**Saved entries**
========================================================================
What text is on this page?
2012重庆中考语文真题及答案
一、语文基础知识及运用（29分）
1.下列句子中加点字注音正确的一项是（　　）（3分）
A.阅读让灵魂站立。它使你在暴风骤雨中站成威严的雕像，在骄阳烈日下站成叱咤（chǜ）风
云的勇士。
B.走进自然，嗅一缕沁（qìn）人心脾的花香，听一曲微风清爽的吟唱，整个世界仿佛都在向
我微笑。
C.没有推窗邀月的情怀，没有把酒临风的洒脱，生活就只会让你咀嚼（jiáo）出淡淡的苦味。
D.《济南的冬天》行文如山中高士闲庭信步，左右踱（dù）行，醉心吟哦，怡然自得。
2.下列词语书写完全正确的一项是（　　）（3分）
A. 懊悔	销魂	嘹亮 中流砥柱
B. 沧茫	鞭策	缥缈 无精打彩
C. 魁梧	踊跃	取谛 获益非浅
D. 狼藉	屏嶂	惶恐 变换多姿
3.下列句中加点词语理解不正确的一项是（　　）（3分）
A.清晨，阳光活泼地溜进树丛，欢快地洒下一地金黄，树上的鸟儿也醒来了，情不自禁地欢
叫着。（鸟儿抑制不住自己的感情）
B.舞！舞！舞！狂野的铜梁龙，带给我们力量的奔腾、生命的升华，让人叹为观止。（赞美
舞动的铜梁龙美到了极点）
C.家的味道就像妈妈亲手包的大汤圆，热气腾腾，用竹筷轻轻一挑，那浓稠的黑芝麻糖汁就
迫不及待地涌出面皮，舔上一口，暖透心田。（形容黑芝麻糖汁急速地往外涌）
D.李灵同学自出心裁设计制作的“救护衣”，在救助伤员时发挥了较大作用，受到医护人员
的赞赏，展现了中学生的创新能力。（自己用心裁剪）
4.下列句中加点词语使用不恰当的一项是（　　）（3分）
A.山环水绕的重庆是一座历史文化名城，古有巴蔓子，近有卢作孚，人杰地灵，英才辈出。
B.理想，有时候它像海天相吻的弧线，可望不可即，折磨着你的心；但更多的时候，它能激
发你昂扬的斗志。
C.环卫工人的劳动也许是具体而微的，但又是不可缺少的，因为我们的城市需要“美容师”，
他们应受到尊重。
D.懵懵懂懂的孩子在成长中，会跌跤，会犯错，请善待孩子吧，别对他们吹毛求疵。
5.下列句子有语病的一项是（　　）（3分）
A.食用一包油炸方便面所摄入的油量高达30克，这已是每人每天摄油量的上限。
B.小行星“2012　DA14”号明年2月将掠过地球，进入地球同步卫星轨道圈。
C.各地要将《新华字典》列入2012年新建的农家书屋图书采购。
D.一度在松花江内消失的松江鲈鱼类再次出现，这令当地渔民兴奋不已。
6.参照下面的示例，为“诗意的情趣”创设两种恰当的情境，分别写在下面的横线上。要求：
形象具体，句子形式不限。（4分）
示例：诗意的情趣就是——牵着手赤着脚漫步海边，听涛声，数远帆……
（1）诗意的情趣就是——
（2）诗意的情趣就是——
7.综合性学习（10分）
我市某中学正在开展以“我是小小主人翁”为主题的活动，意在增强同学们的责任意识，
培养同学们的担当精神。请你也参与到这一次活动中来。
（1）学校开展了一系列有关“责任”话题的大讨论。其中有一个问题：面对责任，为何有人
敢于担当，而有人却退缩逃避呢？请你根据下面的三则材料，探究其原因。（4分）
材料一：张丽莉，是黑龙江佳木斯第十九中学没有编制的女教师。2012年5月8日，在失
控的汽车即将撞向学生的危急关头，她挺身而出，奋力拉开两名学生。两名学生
========================================================================
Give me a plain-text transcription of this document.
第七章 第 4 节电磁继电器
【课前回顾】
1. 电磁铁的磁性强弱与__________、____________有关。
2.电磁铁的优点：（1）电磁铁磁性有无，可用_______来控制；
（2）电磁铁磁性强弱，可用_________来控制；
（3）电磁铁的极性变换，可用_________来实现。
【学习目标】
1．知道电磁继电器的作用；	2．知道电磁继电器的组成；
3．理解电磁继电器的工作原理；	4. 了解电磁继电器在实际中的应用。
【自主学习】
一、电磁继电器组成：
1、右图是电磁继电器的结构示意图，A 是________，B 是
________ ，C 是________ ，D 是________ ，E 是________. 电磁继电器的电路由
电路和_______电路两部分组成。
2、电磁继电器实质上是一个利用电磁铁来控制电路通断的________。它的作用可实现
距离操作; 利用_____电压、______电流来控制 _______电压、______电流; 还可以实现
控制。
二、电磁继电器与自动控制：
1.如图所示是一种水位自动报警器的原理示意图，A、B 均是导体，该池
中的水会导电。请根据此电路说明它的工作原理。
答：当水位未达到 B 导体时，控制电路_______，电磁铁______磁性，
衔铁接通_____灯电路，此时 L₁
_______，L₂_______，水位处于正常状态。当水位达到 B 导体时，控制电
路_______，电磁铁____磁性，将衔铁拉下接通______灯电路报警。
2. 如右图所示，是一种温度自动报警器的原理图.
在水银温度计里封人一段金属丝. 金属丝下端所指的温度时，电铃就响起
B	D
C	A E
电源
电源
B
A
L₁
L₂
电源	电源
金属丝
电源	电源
========================================================================
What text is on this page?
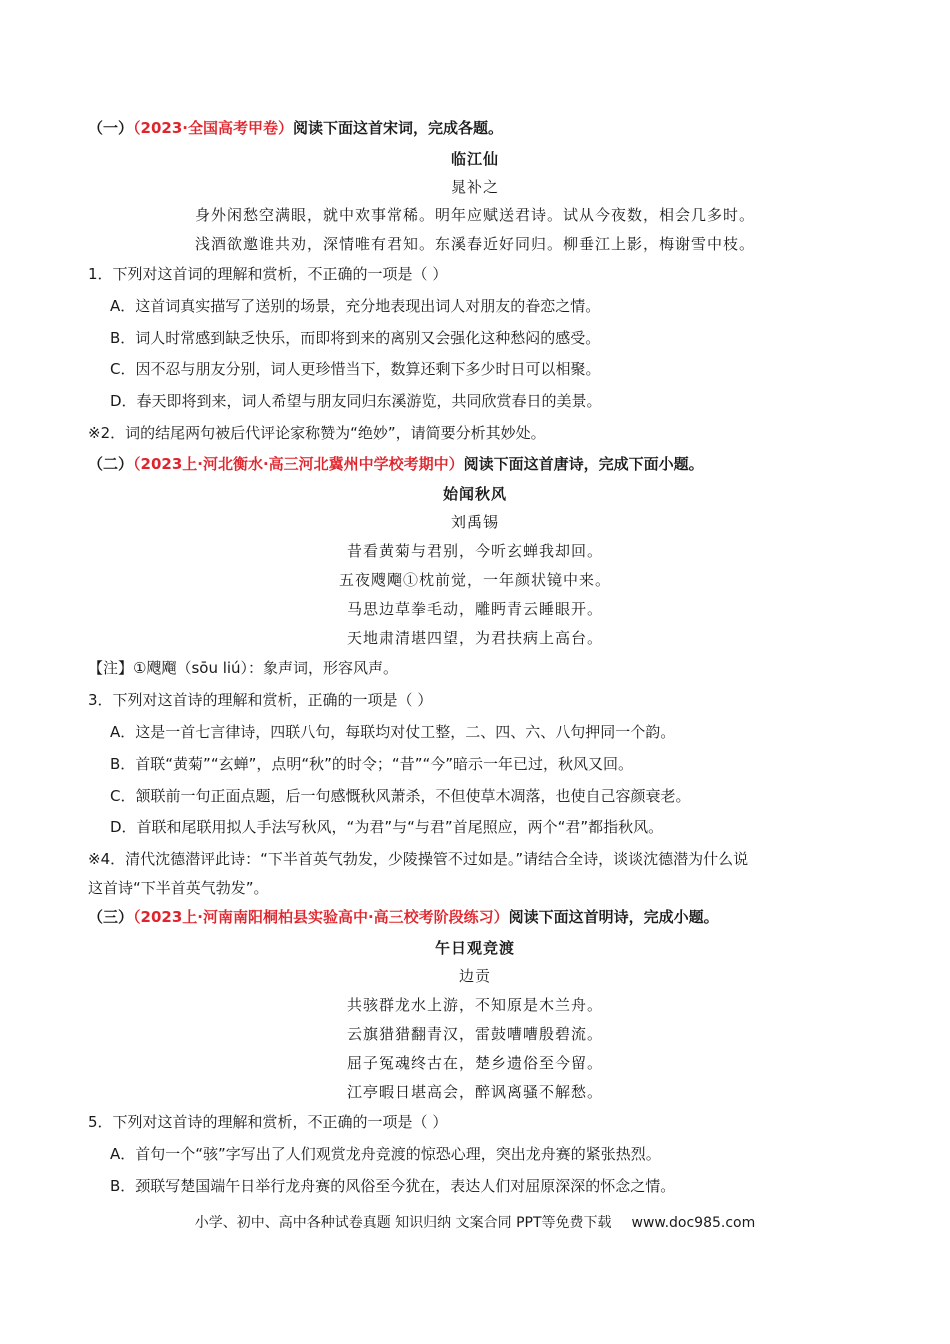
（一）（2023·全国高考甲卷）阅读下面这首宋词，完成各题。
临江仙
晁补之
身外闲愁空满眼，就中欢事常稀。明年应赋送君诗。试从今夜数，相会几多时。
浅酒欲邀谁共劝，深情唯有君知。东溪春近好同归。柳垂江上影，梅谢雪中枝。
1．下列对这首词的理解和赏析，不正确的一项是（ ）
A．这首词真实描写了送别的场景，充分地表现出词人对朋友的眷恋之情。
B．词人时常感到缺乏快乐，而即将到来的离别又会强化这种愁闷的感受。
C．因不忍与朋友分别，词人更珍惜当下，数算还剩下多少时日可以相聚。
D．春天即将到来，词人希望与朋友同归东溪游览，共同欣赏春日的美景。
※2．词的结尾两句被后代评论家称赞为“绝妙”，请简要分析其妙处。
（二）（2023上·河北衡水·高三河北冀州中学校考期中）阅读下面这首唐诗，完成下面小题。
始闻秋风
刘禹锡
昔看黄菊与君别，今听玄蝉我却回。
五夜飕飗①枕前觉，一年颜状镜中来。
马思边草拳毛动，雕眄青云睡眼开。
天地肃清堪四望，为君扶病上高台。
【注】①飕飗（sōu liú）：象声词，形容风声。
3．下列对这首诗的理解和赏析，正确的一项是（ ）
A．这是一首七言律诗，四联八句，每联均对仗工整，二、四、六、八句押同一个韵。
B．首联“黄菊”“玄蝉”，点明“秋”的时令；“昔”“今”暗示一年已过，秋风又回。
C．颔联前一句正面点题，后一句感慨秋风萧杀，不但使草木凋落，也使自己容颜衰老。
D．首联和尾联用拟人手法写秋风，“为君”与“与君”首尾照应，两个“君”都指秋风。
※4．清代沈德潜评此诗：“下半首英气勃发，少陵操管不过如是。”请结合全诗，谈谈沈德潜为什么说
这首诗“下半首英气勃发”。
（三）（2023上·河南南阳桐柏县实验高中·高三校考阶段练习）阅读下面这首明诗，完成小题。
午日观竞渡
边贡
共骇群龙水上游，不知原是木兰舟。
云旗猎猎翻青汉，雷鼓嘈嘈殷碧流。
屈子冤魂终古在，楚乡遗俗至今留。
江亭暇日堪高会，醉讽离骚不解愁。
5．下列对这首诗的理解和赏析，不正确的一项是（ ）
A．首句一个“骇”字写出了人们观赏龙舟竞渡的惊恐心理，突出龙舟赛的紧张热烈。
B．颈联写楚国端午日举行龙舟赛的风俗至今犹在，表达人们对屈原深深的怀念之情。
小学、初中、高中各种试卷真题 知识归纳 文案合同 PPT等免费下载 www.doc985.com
========================================================================
**What the exercise asks**
From the listing above, pick out every line containing "诗意的情趣就是".

**Written answer**
示例：诗意的情趣就是——牵着手赤着脚漫步海边，听涛声，数远帆……
（1）诗意的情趣就是——
（2）诗意的情趣就是——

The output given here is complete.